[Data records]
========================================================================

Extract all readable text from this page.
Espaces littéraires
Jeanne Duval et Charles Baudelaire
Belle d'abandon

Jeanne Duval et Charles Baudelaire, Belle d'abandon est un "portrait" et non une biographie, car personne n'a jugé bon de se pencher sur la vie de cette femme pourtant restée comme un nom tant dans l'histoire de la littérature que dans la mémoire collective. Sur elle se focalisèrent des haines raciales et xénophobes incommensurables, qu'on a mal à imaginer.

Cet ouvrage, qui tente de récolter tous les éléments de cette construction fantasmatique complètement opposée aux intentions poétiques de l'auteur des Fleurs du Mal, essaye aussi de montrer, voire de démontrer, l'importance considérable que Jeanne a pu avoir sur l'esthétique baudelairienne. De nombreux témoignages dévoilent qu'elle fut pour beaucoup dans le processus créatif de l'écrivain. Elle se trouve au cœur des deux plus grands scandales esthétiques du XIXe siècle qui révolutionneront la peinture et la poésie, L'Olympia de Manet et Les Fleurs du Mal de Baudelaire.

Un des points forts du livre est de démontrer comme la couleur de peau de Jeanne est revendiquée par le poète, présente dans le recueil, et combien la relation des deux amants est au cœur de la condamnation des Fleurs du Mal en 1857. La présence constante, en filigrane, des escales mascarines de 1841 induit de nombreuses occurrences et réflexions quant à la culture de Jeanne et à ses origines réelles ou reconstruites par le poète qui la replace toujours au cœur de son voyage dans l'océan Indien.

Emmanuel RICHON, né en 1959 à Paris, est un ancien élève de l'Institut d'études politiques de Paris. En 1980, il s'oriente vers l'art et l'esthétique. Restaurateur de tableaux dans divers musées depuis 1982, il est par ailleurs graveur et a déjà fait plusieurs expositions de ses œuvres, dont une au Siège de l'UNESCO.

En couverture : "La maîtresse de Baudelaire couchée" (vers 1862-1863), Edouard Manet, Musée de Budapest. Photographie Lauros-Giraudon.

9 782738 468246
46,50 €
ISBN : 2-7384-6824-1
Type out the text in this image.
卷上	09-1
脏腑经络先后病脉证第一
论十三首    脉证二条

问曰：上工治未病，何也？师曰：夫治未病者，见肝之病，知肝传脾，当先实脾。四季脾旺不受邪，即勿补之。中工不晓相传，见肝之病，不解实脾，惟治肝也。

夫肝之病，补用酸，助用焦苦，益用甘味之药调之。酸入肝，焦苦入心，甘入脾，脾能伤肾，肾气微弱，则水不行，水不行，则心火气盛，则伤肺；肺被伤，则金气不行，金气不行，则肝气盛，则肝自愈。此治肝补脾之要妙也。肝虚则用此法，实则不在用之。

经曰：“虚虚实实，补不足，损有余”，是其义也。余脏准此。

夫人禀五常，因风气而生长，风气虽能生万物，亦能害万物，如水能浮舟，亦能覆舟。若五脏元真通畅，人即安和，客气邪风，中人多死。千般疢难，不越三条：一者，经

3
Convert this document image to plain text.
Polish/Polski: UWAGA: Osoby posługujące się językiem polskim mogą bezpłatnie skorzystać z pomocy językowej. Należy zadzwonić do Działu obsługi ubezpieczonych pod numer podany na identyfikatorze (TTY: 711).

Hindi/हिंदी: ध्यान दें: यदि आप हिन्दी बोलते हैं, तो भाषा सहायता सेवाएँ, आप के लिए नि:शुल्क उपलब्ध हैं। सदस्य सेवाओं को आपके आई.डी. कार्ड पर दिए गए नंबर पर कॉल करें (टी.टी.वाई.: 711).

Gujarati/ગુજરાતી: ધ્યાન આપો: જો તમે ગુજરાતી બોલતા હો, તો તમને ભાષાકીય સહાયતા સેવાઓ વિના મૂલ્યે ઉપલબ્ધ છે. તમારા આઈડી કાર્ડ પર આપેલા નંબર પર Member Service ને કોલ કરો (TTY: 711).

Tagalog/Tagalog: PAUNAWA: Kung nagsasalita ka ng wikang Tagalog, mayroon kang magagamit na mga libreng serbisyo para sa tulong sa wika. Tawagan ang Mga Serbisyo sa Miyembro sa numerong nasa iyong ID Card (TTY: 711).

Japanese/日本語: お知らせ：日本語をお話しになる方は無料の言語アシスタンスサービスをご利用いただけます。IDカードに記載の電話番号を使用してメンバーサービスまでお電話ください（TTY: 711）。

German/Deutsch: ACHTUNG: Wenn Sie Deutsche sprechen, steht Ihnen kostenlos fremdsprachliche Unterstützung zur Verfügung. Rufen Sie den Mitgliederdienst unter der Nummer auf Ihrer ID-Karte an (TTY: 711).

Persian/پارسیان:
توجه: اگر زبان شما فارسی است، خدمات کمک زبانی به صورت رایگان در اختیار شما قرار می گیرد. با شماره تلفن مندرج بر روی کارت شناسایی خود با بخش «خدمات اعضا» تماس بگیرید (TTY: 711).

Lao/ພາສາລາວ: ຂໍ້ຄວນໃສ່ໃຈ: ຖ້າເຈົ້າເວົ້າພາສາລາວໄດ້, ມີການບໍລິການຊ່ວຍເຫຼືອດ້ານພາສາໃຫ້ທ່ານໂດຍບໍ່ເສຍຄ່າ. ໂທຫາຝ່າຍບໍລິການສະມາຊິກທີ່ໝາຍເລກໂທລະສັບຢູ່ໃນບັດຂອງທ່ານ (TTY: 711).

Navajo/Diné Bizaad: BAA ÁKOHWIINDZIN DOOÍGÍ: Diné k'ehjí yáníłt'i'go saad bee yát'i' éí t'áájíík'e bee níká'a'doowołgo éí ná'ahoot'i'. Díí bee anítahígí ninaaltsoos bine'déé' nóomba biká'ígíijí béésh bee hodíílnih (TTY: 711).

========================================================================

◆ WHAT IS EXPECTED ◆
Copy all the entries verbatim.

◆ SOLUTION TO THIS PROBLEM ◆
Extract all readable text from this page.
Espaces littéraires
Jeanne Duval et Charles Baudelaire
Belle d'abandon

Jeanne Duval et Charles Baudelaire, Belle d'abandon est un "portrait" et non une biographie, car personne n'a jugé bon de se pencher sur la vie de cette femme pourtant restée comme un nom tant dans l'histoire de la littérature que dans la mémoire collective. Sur elle se focalisèrent des haines raciales et xénophobes incommensurables, qu'on a mal à imaginer.

Cet ouvrage, qui tente de récolter tous les éléments de cette construction fantasmatique complètement opposée aux intentions poétiques de l'auteur des Fleurs du Mal, essaye aussi de montrer, voire de démontrer, l'importance considérable que Jeanne a pu avoir sur l'esthétique baudelairienne. De nombreux témoignages dévoilent qu'elle fut pour beaucoup dans le processus créatif de l'écrivain. Elle se trouve au cœur des deux plus grands scandales esthétiques du XIXe siècle qui révolutionneront la peinture et la poésie, L'Olympia de Manet et Les Fleurs du Mal de Baudelaire.

Un des points forts du livre est de démontrer comme la couleur de peau de Jeanne est revendiquée par le poète, présente dans le recueil, et combien la relation des deux amants est au cœur de la condamnation des Fleurs du Mal en 1857. La présence constante, en filigrane, des escales mascarines de 1841 induit de nombreuses occurrences et réflexions quant à la culture de Jeanne et à ses origines réelles ou reconstruites par le poète qui la replace toujours au cœur de son voyage dans l'océan Indien.

Emmanuel RICHON, né en 1959 à Paris, est un ancien élève de l'Institut d'études politiques de Paris. En 1980, il s'oriente vers l'art et l'esthétique. Restaurateur de tableaux dans divers musées depuis 1982, il est par ailleurs graveur et a déjà fait plusieurs expositions de ses œuvres, dont une au Siège de l'UNESCO.

En couverture : "La maîtresse de Baudelaire couchée" (vers 1862-1863), Edouard Manet, Musée de Budapest. Photographie Lauros-Giraudon.

9 782738 468246
46,50 €
ISBN : 2-7384-6824-1
Type out the text in this image.
卷上	09-1
脏腑经络先后病脉证第一
论十三首    脉证二条

问曰：上工治未病，何也？师曰：夫治未病者，见肝之病，知肝传脾，当先实脾。四季脾旺不受邪，即勿补之。中工不晓相传，见肝之病，不解实脾，惟治肝也。

夫肝之病，补用酸，助用焦苦，益用甘味之药调之。酸入肝，焦苦入心，甘入脾，脾能伤肾，肾气微弱，则水不行，水不行，则心火气盛，则伤肺；肺被伤，则金气不行，金气不行，则肝气盛，则肝自愈。此治肝补脾之要妙也。肝虚则用此法，实则不在用之。

经曰：“虚虚实实，补不足，损有余”，是其义也。余脏准此。

夫人禀五常，因风气而生长，风气虽能生万物，亦能害万物，如水能浮舟，亦能覆舟。若五脏元真通畅，人即安和，客气邪风，中人多死。千般疢难，不越三条：一者，经

3
Convert this document image to plain text.
Polish/Polski: UWAGA: Osoby posługujące się językiem polskim mogą bezpłatnie skorzystać z pomocy językowej. Należy zadzwonić do Działu obsługi ubezpieczonych pod numer podany na identyfikatorze (TTY: 711).

Hindi/हिंदी: ध्यान दें: यदि आप हिन्दी बोलते हैं, तो भाषा सहायता सेवाएँ, आप के लिए नि:शुल्क उपलब्ध हैं। सदस्य सेवाओं को आपके आई.डी. कार्ड पर दिए गए नंबर पर कॉल करें (टी.टी.वाई.: 711).

Gujarati/ગુજરાતી: ધ્યાન આપો: જો તમે ગુજરાતી બોલતા હો, તો તમને ભાષાકીય સહાયતા સેવાઓ વિના મૂલ્યે ઉપલબ્ધ છે. તમારા આઈડી કાર્ડ પર આપેલા નંબર પર Member Service ને કોલ કરો (TTY: 711).

Tagalog/Tagalog: PAUNAWA: Kung nagsasalita ka ng wikang Tagalog, mayroon kang magagamit na mga libreng serbisyo para sa tulong sa wika. Tawagan ang Mga Serbisyo sa Miyembro sa numerong nasa iyong ID Card (TTY: 711).

Japanese/日本語: お知らせ：日本語をお話しになる方は無料の言語アシスタンスサービスをご利用いただけます。IDカードに記載の電話番号を使用してメンバーサービスまでお電話ください（TTY: 711）。

German/Deutsch: ACHTUNG: Wenn Sie Deutsche sprechen, steht Ihnen kostenlos fremdsprachliche Unterstützung zur Verfügung. Rufen Sie den Mitgliederdienst unter der Nummer auf Ihrer ID-Karte an (TTY: 711).

Persian/پارسیان:
توجه: اگر زبان شما فارسی است، خدمات کمک زبانی به صورت رایگان در اختیار شما قرار می گیرد. با شماره تلفن مندرج بر روی کارت شناسایی خود با بخش «خدمات اعضا» تماس بگیرید (TTY: 711).

Lao/ພາສາລາວ: ຂໍ້ຄວນໃສ່ໃຈ: ຖ້າເຈົ້າເວົ້າພາສາລາວໄດ້, ມີການບໍລິການຊ່ວຍເຫຼືອດ້ານພາສາໃຫ້ທ່ານໂດຍບໍ່ເສຍຄ່າ. ໂທຫາຝ່າຍບໍລິການສະມາຊິກທີ່ໝາຍເລກໂທລະສັບຢູ່ໃນບັດຂອງທ່ານ (TTY: 711).

Navajo/Diné Bizaad: BAA ÁKOHWIINDZIN DOOÍGÍ: Diné k'ehjí yáníłt'i'go saad bee yát'i' éí t'áájíík'e bee níká'a'doowołgo éí ná'ahoot'i'. Díí bee anítahígí ninaaltsoos bine'déé' nóomba biká'ígíijí béésh bee hodíílnih (TTY: 711).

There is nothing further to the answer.